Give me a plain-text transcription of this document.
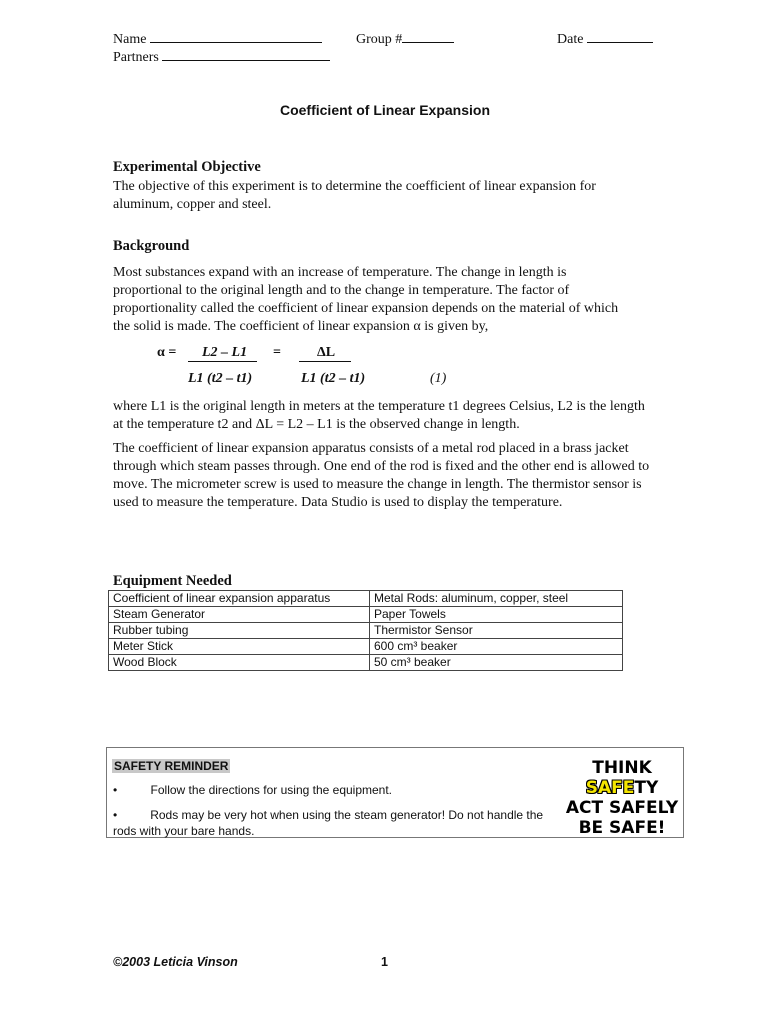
Name	Group #	Date
Partners
Coefficient of Linear Expansion
Experimental Objective
The objective of this experiment is to determine the coefficient of linear expansion for aluminum, copper and steel.
Background
Most substances expand with an increase of temperature. The change in length is proportional to the original length and to the change in temperature. The factor of proportionality called the coefficient of linear expansion depends on the material of which the solid is made. The coefficient of linear expansion α is given by,
α =	L2 – L1	=	ΔL
L1 (t2 – t1)	L1 (t2 – t1)	(1)
where L1 is the original length in meters at the temperature t1 degrees Celsius, L2 is the length at the temperature t2 and ΔL = L2 – L1 is the observed change in length.
The coefficient of linear expansion apparatus consists of a metal rod placed in a brass jacket through which steam passes through. One end of the rod is fixed and the other end is allowed to move. The micrometer screw is used to measure the change in length. The thermistor sensor is used to measure the temperature. Data Studio is used to display the temperature.
Equipment Needed
Coefficient of linear expansion apparatus	Metal Rods: aluminum, copper, steel
Steam Generator	Paper Towels
Rubber tubing	Thermistor Sensor
Meter Stick	600 cm³ beaker
Wood Block	50 cm³ beaker
SAFETY REMINDER
•	Follow the directions for using the equipment.
•	Rods may be very hot when using the steam generator! Do not handle the rods with your bare hands.
THINK SAFETY
ACT SAFELY
BE SAFE!
©2003 Leticia Vinson	1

■ **Short task**:
Will you set down the records word for word while leaving out every picture?

■ **Solution to the problem**:
Give me a plain-text transcription of this document.
Name	Group #	Date
Partners
Coefficient of Linear Expansion
Experimental Objective
The objective of this experiment is to determine the coefficient of linear expansion for aluminum, copper and steel.
Background
Most substances expand with an increase of temperature. The change in length is proportional to the original length and to the change in temperature. The factor of proportionality called the coefficient of linear expansion depends on the material of which the solid is made. The coefficient of linear expansion α is given by,
α =	L2 – L1	=	ΔL
L1 (t2 – t1)	L1 (t2 – t1)	(1)
where L1 is the original length in meters at the temperature t1 degrees Celsius, L2 is the length at the temperature t2 and ΔL = L2 – L1 is the observed change in length.
The coefficient of linear expansion apparatus consists of a metal rod placed in a brass jacket through which steam passes through. One end of the rod is fixed and the other end is allowed to move. The micrometer screw is used to measure the change in length. The thermistor sensor is used to measure the temperature. Data Studio is used to display the temperature.
Equipment Needed
Coefficient of linear expansion apparatus	Metal Rods: aluminum, copper, steel
Steam Generator	Paper Towels
Rubber tubing	Thermistor Sensor
Meter Stick	600 cm³ beaker
Wood Block	50 cm³ beaker
SAFETY REMINDER
•	Follow the directions for using the equipment.
•	Rods may be very hot when using the steam generator! Do not handle the rods with your bare hands.
THINK SAFETY
ACT SAFELY
BE SAFE!
©2003 Leticia Vinson	1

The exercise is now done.